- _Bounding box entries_
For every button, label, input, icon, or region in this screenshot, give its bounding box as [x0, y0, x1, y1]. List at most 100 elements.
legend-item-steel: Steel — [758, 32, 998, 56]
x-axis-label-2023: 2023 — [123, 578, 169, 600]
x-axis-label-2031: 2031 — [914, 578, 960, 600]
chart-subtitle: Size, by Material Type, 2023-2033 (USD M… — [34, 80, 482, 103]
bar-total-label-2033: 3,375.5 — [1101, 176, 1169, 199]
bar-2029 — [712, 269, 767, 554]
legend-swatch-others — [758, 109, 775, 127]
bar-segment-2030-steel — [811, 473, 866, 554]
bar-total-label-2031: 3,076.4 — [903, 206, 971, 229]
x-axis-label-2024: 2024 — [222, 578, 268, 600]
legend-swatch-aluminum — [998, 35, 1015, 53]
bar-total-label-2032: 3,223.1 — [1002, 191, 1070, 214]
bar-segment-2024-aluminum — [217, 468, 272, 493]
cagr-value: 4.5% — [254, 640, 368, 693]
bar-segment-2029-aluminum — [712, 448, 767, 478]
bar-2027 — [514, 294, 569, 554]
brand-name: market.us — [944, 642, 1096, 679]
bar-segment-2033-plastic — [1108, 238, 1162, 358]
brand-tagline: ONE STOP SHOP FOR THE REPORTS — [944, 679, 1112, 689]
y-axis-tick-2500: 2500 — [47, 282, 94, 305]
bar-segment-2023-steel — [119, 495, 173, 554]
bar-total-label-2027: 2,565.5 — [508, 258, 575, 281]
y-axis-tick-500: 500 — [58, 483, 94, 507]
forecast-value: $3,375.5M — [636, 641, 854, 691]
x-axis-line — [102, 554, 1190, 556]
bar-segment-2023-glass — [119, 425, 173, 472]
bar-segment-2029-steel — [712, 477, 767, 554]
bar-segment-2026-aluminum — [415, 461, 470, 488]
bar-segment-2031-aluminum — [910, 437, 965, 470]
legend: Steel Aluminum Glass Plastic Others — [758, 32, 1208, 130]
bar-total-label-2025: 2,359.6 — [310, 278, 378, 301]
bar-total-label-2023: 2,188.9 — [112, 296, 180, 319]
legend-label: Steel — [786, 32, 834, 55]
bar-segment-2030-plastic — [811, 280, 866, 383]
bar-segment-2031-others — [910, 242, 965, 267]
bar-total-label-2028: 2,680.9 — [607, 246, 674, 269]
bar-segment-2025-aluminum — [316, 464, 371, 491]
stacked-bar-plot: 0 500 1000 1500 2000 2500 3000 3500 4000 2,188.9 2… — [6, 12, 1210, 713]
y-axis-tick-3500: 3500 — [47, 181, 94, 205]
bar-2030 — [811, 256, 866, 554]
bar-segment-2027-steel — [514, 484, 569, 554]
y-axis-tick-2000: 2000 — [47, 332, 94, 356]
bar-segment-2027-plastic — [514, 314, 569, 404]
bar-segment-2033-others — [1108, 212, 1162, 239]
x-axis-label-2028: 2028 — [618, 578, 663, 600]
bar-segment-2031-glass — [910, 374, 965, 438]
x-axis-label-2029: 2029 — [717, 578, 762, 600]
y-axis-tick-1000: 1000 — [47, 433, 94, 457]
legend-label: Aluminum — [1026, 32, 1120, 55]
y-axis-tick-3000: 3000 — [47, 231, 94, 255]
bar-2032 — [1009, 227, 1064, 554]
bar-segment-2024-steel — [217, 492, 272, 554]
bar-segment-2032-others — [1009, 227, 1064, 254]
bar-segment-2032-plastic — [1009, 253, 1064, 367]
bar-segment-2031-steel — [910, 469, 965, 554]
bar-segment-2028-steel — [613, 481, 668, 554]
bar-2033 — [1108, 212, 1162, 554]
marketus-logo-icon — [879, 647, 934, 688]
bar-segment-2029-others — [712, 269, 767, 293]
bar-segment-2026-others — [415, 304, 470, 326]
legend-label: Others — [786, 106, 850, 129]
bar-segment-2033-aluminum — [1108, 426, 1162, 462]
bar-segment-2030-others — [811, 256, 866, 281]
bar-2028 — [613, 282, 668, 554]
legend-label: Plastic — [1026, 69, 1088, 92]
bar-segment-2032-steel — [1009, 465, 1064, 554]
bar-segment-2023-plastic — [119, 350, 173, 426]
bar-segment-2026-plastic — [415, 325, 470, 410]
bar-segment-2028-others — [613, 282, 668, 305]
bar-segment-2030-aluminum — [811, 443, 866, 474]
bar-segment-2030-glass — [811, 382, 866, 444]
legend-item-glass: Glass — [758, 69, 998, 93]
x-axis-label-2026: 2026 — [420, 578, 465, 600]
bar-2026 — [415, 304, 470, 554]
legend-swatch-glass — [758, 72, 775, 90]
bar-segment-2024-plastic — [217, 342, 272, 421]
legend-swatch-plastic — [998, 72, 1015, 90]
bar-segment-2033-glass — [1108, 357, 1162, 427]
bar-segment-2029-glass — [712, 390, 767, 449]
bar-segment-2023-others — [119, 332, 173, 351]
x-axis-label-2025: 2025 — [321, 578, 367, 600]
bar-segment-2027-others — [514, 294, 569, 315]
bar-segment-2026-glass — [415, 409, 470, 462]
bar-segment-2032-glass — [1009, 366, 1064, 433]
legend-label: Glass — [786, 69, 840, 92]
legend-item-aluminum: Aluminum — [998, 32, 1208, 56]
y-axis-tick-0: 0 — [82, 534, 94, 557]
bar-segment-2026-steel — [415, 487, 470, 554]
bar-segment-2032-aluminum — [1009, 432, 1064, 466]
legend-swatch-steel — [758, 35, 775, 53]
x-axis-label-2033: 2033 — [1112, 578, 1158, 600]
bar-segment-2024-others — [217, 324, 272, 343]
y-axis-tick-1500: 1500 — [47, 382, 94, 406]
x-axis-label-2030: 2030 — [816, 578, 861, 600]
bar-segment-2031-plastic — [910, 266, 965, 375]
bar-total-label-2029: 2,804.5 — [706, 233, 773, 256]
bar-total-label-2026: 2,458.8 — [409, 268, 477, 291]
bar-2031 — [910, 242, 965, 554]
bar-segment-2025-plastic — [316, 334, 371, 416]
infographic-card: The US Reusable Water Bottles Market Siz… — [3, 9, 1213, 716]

- _What to work on_
Put each line of the entries above into a JSON list of strings, one string per line, and leave out any blank lines.

- _Full output_
[
  "For every button, label, input, icon, or region in this screenshot, give its bounding box as [x0, y0, x1, y1]. List at most 100 elements.",
  "legend-item-steel: Steel — [758, 32, 998, 56]",
  "x-axis-label-2023: 2023 — [123, 578, 169, 600]",
  "x-axis-label-2031: 2031 — [914, 578, 960, 600]",
  "chart-subtitle: Size, by Material Type, 2023-2033 (USD M… — [34, 80, 482, 103]",
  "bar-total-label-2033: 3,375.5 — [1101, 176, 1169, 199]",
  "bar-2029 — [712, 269, 767, 554]",
  "legend-swatch-others — [758, 109, 775, 127]",
  "bar-segment-2030-steel — [811, 473, 866, 554]",
  "bar-total-label-2031: 3,076.4 — [903, 206, 971, 229]",
  "x-axis-label-2024: 2024 — [222, 578, 268, 600]",
  "legend-swatch-aluminum — [998, 35, 1015, 53]",
  "bar-total-label-2032: 3,223.1 — [1002, 191, 1070, 214]",
  "bar-segment-2024-aluminum — [217, 468, 272, 493]",
  "cagr-value: 4.5% — [254, 640, 368, 693]",
  "bar-segment-2029-aluminum — [712, 448, 767, 478]",
  "bar-2027 — [514, 294, 569, 554]",
  "brand-name: market.us — [944, 642, 1096, 679]",
  "bar-segment-2033-plastic — [1108, 238, 1162, 358]",
  "brand-tagline: ONE STOP SHOP FOR THE REPORTS — [944, 679, 1112, 689]",
  "y-axis-tick-2500: 2500 — [47, 282, 94, 305]",
  "bar-segment-2023-steel — [119, 495, 173, 554]",
  "bar-total-label-2027: 2,565.5 — [508, 258, 575, 281]",
  "y-axis-tick-500: 500 — [58, 483, 94, 507]",
  "forecast-value: $3,375.5M — [636, 641, 854, 691]",
  "x-axis-line — [102, 554, 1190, 556]",
  "bar-segment-2023-glass — [119, 425, 173, 472]",
  "bar-segment-2029-steel — [712, 477, 767, 554]",
  "bar-segment-2026-aluminum — [415, 461, 470, 488]",
  "bar-segment-2031-aluminum — [910, 437, 965, 470]",
  "legend: Steel Aluminum Glass Plastic Others — [758, 32, 1208, 130]",
  "bar-total-label-2025: 2,359.6 — [310, 278, 378, 301]",
  "bar-total-label-2023: 2,188.9 — [112, 296, 180, 319]",
  "legend-label: Steel — [786, 32, 834, 55]",
  "bar-segment-2030-plastic — [811, 280, 866, 383]",
  "bar-segment-2031-others — [910, 242, 965, 267]",
  "bar-total-label-2028: 2,680.9 — [607, 246, 674, 269]",
  "bar-segment-2025-aluminum — [316, 464, 371, 491]",
  "stacked-bar-plot: 0 500 1000 1500 2000 2500 3000 3500 4000 2,188.9 2… — [6, 12, 1210, 713]",
  "y-axis-tick-3500: 3500 — [47, 181, 94, 205]",
  "bar-2030 — [811, 256, 866, 554]",
  "bar-segment-2027-steel — [514, 484, 569, 554]",
  "y-axis-tick-2000: 2000 — [47, 332, 94, 356]",
  "bar-segment-2027-plastic — [514, 314, 569, 404]",
  "bar-segment-2033-others — [1108, 212, 1162, 239]",
  "x-axis-label-2028: 2028 — [618, 578, 663, 600]",
  "bar-segment-2031-glass — [910, 374, 965, 438]",
  "x-axis-label-2029: 2029 — [717, 578, 762, 600]",
  "y-axis-tick-1000: 1000 — [47, 433, 94, 457]",
  "legend-label: Aluminum — [1026, 32, 1120, 55]",
  "y-axis-tick-3000: 3000 — [47, 231, 94, 255]",
  "bar-2032 — [1009, 227, 1064, 554]",
  "bar-segment-2024-steel — [217, 492, 272, 554]",
  "bar-segment-2032-others — [1009, 227, 1064, 254]",
  "bar-segment-2032-plastic — [1009, 253, 1064, 367]",
  "bar-segment-2031-steel — [910, 469, 965, 554]",
  "bar-segment-2028-steel — [613, 481, 668, 554]",
  "bar-2033 — [1108, 212, 1162, 554]",
  "marketus-logo-icon — [879, 647, 934, 688]",
  "bar-segment-2029-others — [712, 269, 767, 293]",
  "bar-segment-2026-others — [415, 304, 470, 326]",
  "legend-label: Others — [786, 106, 850, 129]",
  "bar-segment-2033-aluminum — [1108, 426, 1162, 462]",
  "bar-segment-2030-others — [811, 256, 866, 281]",
  "bar-2028 — [613, 282, 668, 554]",
  "legend-label: Plastic — [1026, 69, 1088, 92]",
  "bar-segment-2032-steel — [1009, 465, 1064, 554]",
  "bar-segment-2023-plastic — [119, 350, 173, 426]",
  "bar-segment-2026-plastic — [415, 325, 470, 410]",
  "bar-segment-2028-others — [613, 282, 668, 305]",
  "bar-segment-2030-aluminum — [811, 443, 866, 474]",
  "bar-segment-2030-glass — [811, 382, 866, 444]",
  "legend-item-glass: Glass — [758, 69, 998, 93]",
  "x-axis-label-2026: 2026 — [420, 578, 465, 600]",
  "bar-2026 — [415, 304, 470, 554]",
  "legend-swatch-glass — [758, 72, 775, 90]",
  "bar-segment-2024-plastic — [217, 342, 272, 421]",
  "legend-swatch-plastic — [998, 72, 1015, 90]",
  "bar-segment-2033-glass — [1108, 357, 1162, 427]",
  "bar-segment-2029-glass — [712, 390, 767, 449]",
  "bar-segment-2023-others — [119, 332, 173, 351]",
  "x-axis-label-2025: 2025 — [321, 578, 367, 600]",
  "bar-segment-2027-others — [514, 294, 569, 315]",
  "bar-segment-2026-glass — [415, 409, 470, 462]",
  "bar-segment-2032-glass — [1009, 366, 1064, 433]",
  "legend-label: Glass — [786, 69, 840, 92]",
  "legend-item-aluminum: Aluminum — [998, 32, 1208, 56]",
  "y-axis-tick-0: 0 — [82, 534, 94, 557]",
  "bar-segment-2026-steel — [415, 487, 470, 554]",
  "bar-segment-2032-aluminum — [1009, 432, 1064, 466]",
  "legend-swatch-steel — [758, 35, 775, 53]",
  "x-axis-label-2033: 2033 — [1112, 578, 1158, 600]",
  "bar-segment-2024-others — [217, 324, 272, 343]",
  "y-axis-tick-1500: 1500 — [47, 382, 94, 406]",
  "x-axis-label-2030: 2030 — [816, 578, 861, 600]",
  "bar-segment-2031-plastic — [910, 266, 965, 375]",
  "bar-total-label-2029: 2,804.5 — [706, 233, 773, 256]",
  "bar-total-label-2026: 2,458.8 — [409, 268, 477, 291]",
  "bar-2031 — [910, 242, 965, 554]",
  "bar-segment-2025-plastic — [316, 334, 371, 416]",
  "infographic-card: The US Reusable Water Bottles Market Siz… — [3, 9, 1213, 716]"
]